● **Set exercise**: Please repeat all of the listing exactly.

● **Records to process**:
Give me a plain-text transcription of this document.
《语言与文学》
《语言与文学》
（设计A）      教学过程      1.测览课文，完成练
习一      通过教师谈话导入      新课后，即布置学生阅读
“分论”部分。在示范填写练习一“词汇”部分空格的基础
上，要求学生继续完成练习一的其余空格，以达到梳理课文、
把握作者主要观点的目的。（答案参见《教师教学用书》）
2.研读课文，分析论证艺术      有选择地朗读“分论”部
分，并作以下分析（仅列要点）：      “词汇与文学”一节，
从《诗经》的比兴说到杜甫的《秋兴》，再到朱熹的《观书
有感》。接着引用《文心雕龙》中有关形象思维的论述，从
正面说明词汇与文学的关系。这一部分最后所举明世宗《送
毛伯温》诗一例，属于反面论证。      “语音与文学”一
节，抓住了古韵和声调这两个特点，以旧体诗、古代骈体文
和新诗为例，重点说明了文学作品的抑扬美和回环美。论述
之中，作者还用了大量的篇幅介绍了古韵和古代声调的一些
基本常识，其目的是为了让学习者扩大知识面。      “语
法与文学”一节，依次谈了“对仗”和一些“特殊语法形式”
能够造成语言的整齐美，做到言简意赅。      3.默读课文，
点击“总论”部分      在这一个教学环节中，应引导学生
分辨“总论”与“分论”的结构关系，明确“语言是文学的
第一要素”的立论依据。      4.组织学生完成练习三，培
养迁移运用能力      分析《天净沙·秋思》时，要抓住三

● **Exercise answer**:
Give me a plain-text transcription of this document.
《语言与文学》
《语言与文学》
（设计A）      教学过程      1.测览课文，完成练
习一      通过教师谈话导入      新课后，即布置学生阅读
“分论”部分。在示范填写练习一“词汇”部分空格的基础
上，要求学生继续完成练习一的其余空格，以达到梳理课文、
把握作者主要观点的目的。（答案参见《教师教学用书》）
2.研读课文，分析论证艺术      有选择地朗读“分论”部
分，并作以下分析（仅列要点）：      “词汇与文学”一节，
从《诗经》的比兴说到杜甫的《秋兴》，再到朱熹的《观书
有感》。接着引用《文心雕龙》中有关形象思维的论述，从
正面说明词汇与文学的关系。这一部分最后所举明世宗《送
毛伯温》诗一例，属于反面论证。      “语音与文学”一
节，抓住了古韵和声调这两个特点，以旧体诗、古代骈体文
和新诗为例，重点说明了文学作品的抑扬美和回环美。论述
之中，作者还用了大量的篇幅介绍了古韵和古代声调的一些
基本常识，其目的是为了让学习者扩大知识面。      “语
法与文学”一节，依次谈了“对仗”和一些“特殊语法形式”
能够造成语言的整齐美，做到言简意赅。      3.默读课文，
点击“总论”部分      在这一个教学环节中，应引导学生
分辨“总论”与“分论”的结构关系，明确“语言是文学的
第一要素”的立论依据。      4.组织学生完成练习三，培
养迁移运用能力      分析《天净沙·秋思》时，要抓住三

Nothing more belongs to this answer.